Keep only the lines of the listing that include the word "riqueza", and copy them.

[A block of data]
++++++

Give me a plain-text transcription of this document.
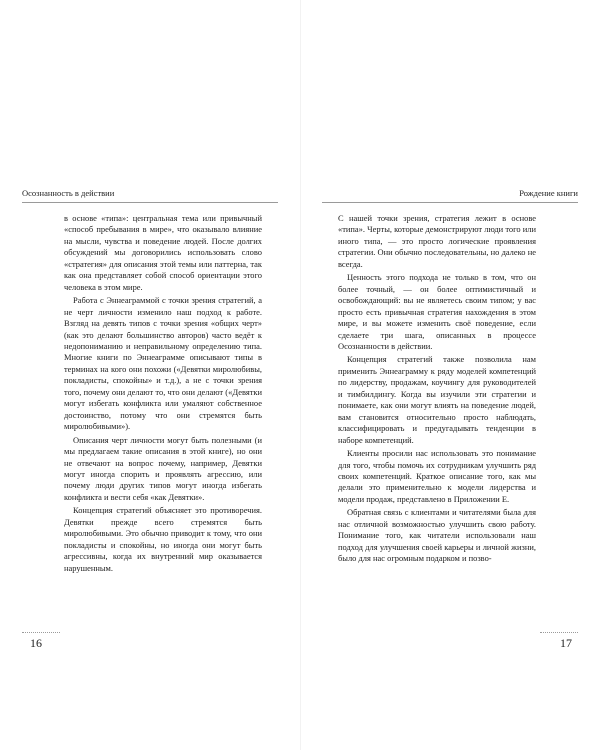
Осознанность в действии

в основе «типа»: центральная тема или привычный «способ пребывания в мире», что оказывало влияние на мысли, чувства и поведение людей. После долгих обсуждений мы договорились использовать слово «стратегия» для описания этой темы или паттерна, так как она представляет собой способ ориентации этого человека в этом мире.

Работа с Эннеаграммой с точки зрения стратегий, а не черт личности изменило наш подход к работе. Взгляд на девять типов с точки зрения «общих черт» (как это делают большинство авторов) часто ведёт к недопониманию и неправильному определению типа. Многие книги по Эннеаграмме описывают типы в терминах на кого они похожи («Девятки миролюбивы, покладисты, спокойны» и т.д.), а не с точки зрения того, почему они делают то, что они делают («Девятки могут избегать конфликта или умаляют собственное достоинство, потому что они стремятся быть миролюбивыми»).

Описания черт личности могут быть полезными (и мы предлагаем такие описания в этой книге), но они не отвечают на вопрос почему, например, Девятки могут иногда спорить и проявлять агрессию, или почему люди других типов могут иногда избегать конфликта и вести себя «как Девятки».

Концепция стратегий объясняет это противоречия. Девятки прежде всего стремятся быть миролюбивыми. Это обычно приводит к тому, что они покладисты и спокойны, но иногда они могут быть агрессивны, когда их внутренний мир оказывается нарушенным.

16
Рождение книги

С нашей точки зрения, стратегия лежит в основе «типа». Черты, которые демонстрируют люди того или иного типа, — это просто логические проявления стратегии. Они обычно последовательны, но далеко не всегда.

Ценность этого подхода не только в том, что он более точный, — он более оптимистичный и освобождающий: вы не являетесь своим типом; у вас просто есть привычная стратегия нахождения в этом мире, и вы можете изменить своё поведение, если сделаете три шага, описанных в процессе Осознанности в действии.

Концепция стратегий также позволила нам применить Эннеаграмму к ряду моделей компетенций по лидерству, продажам, коучингу для руководителей и тимбилдингу. Когда вы изучили эти стратегии и понимаете, как они могут влиять на поведение людей, вам становится относительно просто наблюдать, классифицировать и предугадывать тенденции в наборе компетенций.

Клиенты просили нас использовать это понимание для того, чтобы помочь их сотрудникам улучшить ряд своих компетенций. Краткое описание того, как мы делали это применительно к модели лидерства и модели продаж, представлено в Приложении Е.

Обратная связь с клиентами и читателями была для нас отличной возможностью улучшить свою работу. Понимание того, как читатели использовали наш подход для улучшения своей карьеры и личной жизни, было для нас огромным подарком и позво-

17
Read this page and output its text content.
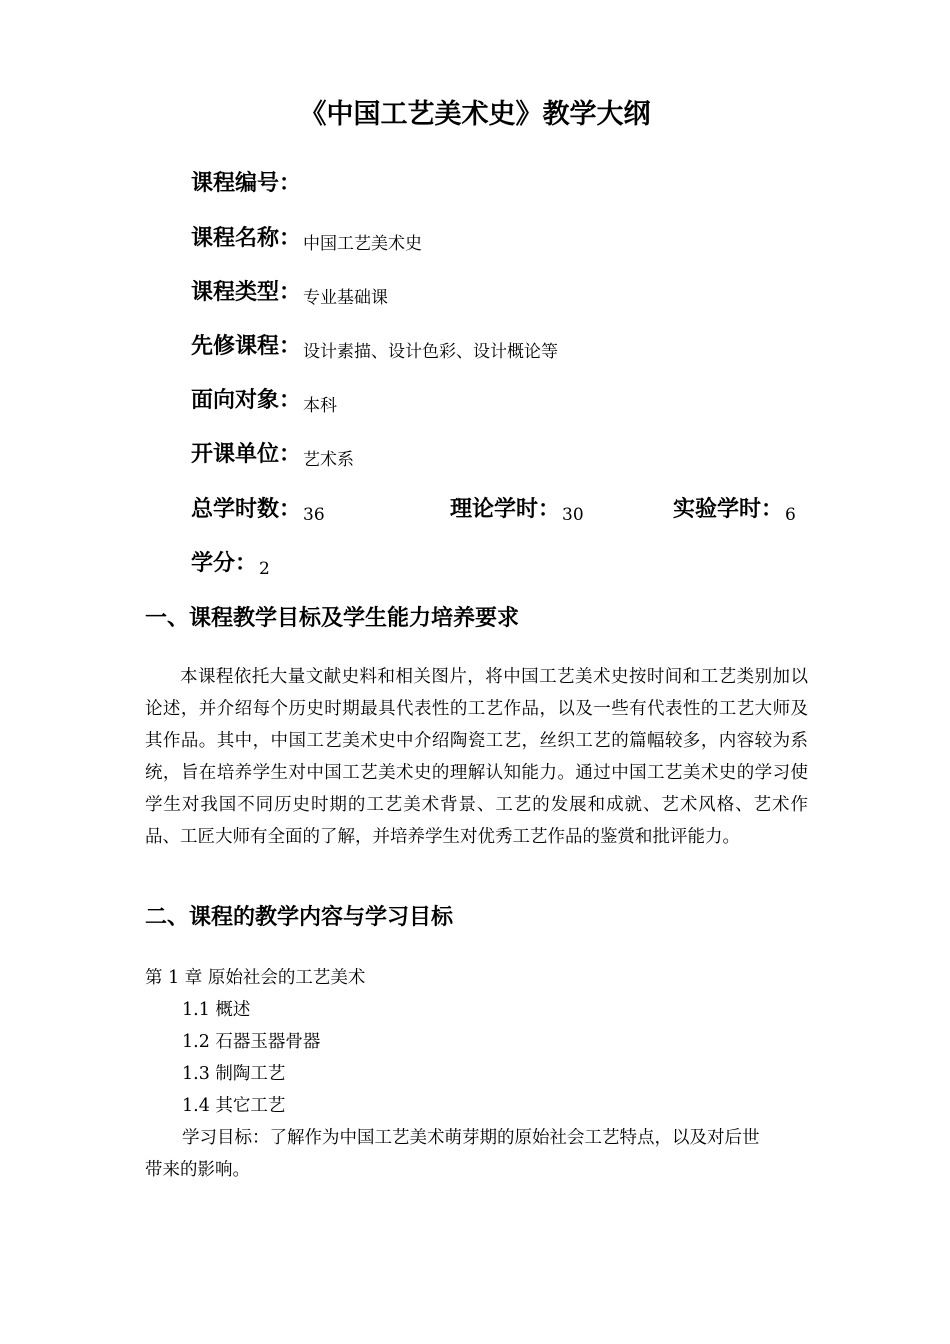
《中国工艺美术史》教学大纲
课程编号：
课程名称： 中国工艺美术史
课程类型： 专业基础课
先修课程： 设计素描、设计色彩、设计概论等
面向对象： 本科
开课单位： 艺术系
总学时数： 36	理论学时： 30	实验学时： 6
学分： 2
一、课程教学目标及学生能力培养要求

本课程依托大量文献史料和相关图片，将中国工艺美术史按时间和工艺类别加以论述，并介绍每个历史时期最具代表性的工艺作品，以及一些有代表性的工艺大师及其作品。其中，中国工艺美术史中介绍陶瓷工艺，丝织工艺的篇幅较多，内容较为系统，旨在培养学生对中国工艺美术史的理解认知能力。通过中国工艺美术史的学习使学生对我国不同历史时期的工艺美术背景、工艺的发展和成就、艺术风格、艺术作品、工匠大师有全面的了解，并培养学生对优秀工艺作品的鉴赏和批评能力。

二、课程的教学内容与学习目标

第 1 章 原始社会的工艺美术

1.1 概述

1.2 石器玉器骨器

1.3 制陶工艺

1.4 其它工艺

学习目标：了解作为中国工艺美术萌芽期的原始社会工艺特点，以及对后世

带来的影响。
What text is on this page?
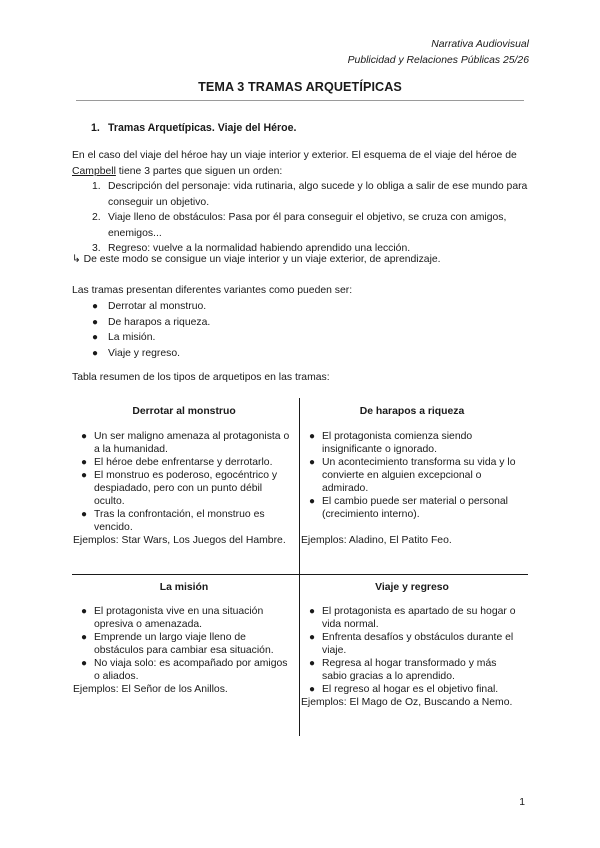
Narrativa Audiovisual
Publicidad y Relaciones Públicas 25/26
TEMA 3 TRAMAS ARQUETÍPICAS
1. Tramas Arquetípicas. Viaje del Héroe.
En el caso del viaje del héroe hay un viaje interior y exterior. El esquema de el viaje del héroe de Campbell tiene 3 partes que siguen un orden:
1. Descripción del personaje: vida rutinaria, algo sucede y lo obliga a salir de ese mundo para conseguir un objetivo.
2. Viaje lleno de obstáculos: Pasa por él para conseguir el objetivo, se cruza con amigos, enemigos...
3. Regreso: vuelve a la normalidad habiendo aprendido una lección.
↳ De este modo se consigue un viaje interior y un viaje exterior, de aprendizaje.
Las tramas presentan diferentes variantes como pueden ser:
● Derrotar al monstruo.
● De harapos a riqueza.
● La misión.
● Viaje y regreso.
Tabla resumen de los tipos de arquetipos en las tramas:
Derrotar al monstruo
● Un ser maligno amenaza al protagonista o a la humanidad.
● El héroe debe enfrentarse y derrotarlo.
● El monstruo es poderoso, egocéntrico y despiadado, pero con un punto débil oculto.
● Tras la confrontación, el monstruo es vencido.
Ejemplos: Star Wars, Los Juegos del Hambre.
De harapos a riqueza
● El protagonista comienza siendo insignificante o ignorado.
● Un acontecimiento transforma su vida y lo convierte en alguien excepcional o admirado.
● El cambio puede ser material o personal (crecimiento interno).
Ejemplos: Aladino, El Patito Feo.
La misión
● El protagonista vive en una situación opresiva o amenazada.
● Emprende un largo viaje lleno de obstáculos para cambiar esa situación.
● No viaja solo: es acompañado por amigos o aliados.
Ejemplos: El Señor de los Anillos.
Viaje y regreso
● El protagonista es apartado de su hogar o vida normal.
● Enfrenta desafíos y obstáculos durante el viaje.
● Regresa al hogar transformado y más sabio gracias a lo aprendido.
● El regreso al hogar es el objetivo final.
Ejemplos: El Mago de Oz, Buscando a Nemo.
1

++++++

• [Answer for this exercise]:
● De harapos a riqueza.
De harapos a riqueza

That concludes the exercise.